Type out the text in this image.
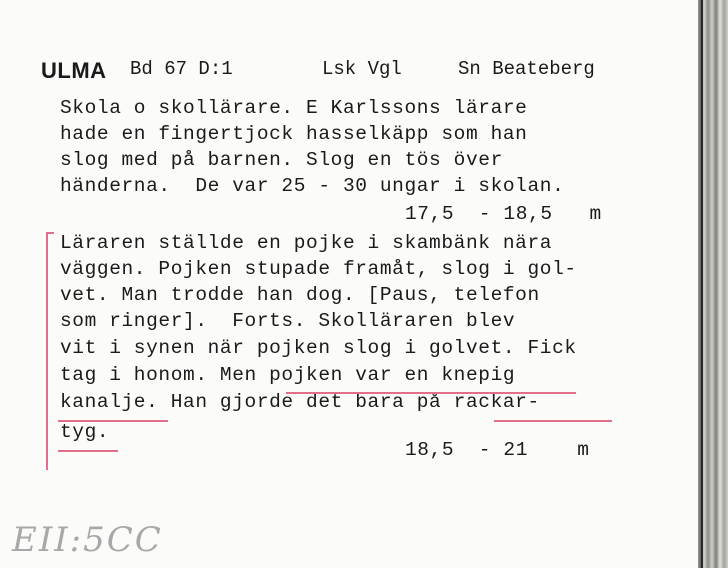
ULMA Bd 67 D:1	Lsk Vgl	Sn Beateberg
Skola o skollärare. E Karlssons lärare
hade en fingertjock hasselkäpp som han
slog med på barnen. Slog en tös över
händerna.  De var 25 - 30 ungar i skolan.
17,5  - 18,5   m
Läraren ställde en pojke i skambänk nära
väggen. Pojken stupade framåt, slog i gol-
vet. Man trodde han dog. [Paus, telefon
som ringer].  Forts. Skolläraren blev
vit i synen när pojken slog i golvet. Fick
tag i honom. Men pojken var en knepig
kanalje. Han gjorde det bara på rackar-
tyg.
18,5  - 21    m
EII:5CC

________________

What you will do
Tally the lines in this data that hold the word "slog" and state only the count.

Exercise result
3